§ Input material
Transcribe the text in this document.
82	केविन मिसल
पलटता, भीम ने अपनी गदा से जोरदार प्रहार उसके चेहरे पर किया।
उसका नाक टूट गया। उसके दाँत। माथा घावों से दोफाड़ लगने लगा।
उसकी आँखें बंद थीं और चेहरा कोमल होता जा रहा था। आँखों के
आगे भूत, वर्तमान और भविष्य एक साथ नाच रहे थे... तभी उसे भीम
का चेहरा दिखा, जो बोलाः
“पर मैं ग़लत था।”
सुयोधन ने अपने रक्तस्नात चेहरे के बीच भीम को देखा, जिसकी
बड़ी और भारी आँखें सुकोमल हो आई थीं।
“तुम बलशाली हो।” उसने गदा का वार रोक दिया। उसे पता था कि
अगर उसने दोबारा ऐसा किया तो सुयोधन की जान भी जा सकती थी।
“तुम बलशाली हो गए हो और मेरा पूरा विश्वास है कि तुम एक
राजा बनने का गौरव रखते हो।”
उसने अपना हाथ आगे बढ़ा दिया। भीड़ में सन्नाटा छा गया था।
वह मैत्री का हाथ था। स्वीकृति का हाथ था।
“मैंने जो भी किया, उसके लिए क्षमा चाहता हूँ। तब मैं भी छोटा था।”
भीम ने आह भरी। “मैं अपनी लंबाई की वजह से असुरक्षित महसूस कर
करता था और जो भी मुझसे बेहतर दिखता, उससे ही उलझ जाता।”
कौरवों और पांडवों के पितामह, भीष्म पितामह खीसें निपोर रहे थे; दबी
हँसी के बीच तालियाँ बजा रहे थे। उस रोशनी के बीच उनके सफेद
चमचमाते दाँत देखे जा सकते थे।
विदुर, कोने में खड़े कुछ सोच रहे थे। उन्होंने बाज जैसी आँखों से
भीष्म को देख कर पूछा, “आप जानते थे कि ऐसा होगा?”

§ Exercise
Repeat the material above exactly.

§ Written reply
Transcribe the text in this document.
82	केविन मिसल
पलटता, भीम ने अपनी गदा से जोरदार प्रहार उसके चेहरे पर किया।
उसका नाक टूट गया। उसके दाँत। माथा घावों से दोफाड़ लगने लगा।
उसकी आँखें बंद थीं और चेहरा कोमल होता जा रहा था। आँखों के
आगे भूत, वर्तमान और भविष्य एक साथ नाच रहे थे... तभी उसे भीम
का चेहरा दिखा, जो बोलाः
“पर मैं ग़लत था।”
सुयोधन ने अपने रक्तस्नात चेहरे के बीच भीम को देखा, जिसकी
बड़ी और भारी आँखें सुकोमल हो आई थीं।
“तुम बलशाली हो।” उसने गदा का वार रोक दिया। उसे पता था कि
अगर उसने दोबारा ऐसा किया तो सुयोधन की जान भी जा सकती थी।
“तुम बलशाली हो गए हो और मेरा पूरा विश्वास है कि तुम एक
राजा बनने का गौरव रखते हो।”
उसने अपना हाथ आगे बढ़ा दिया। भीड़ में सन्नाटा छा गया था।
वह मैत्री का हाथ था। स्वीकृति का हाथ था।
“मैंने जो भी किया, उसके लिए क्षमा चाहता हूँ। तब मैं भी छोटा था।”
भीम ने आह भरी। “मैं अपनी लंबाई की वजह से असुरक्षित महसूस कर
करता था और जो भी मुझसे बेहतर दिखता, उससे ही उलझ जाता।”
कौरवों और पांडवों के पितामह, भीष्म पितामह खीसें निपोर रहे थे; दबी
हँसी के बीच तालियाँ बजा रहे थे। उस रोशनी के बीच उनके सफेद
चमचमाते दाँत देखे जा सकते थे।
विदुर, कोने में खड़े कुछ सोच रहे थे। उन्होंने बाज जैसी आँखों से
भीष्म को देख कर पूछा, “आप जानते थे कि ऐसा होगा?”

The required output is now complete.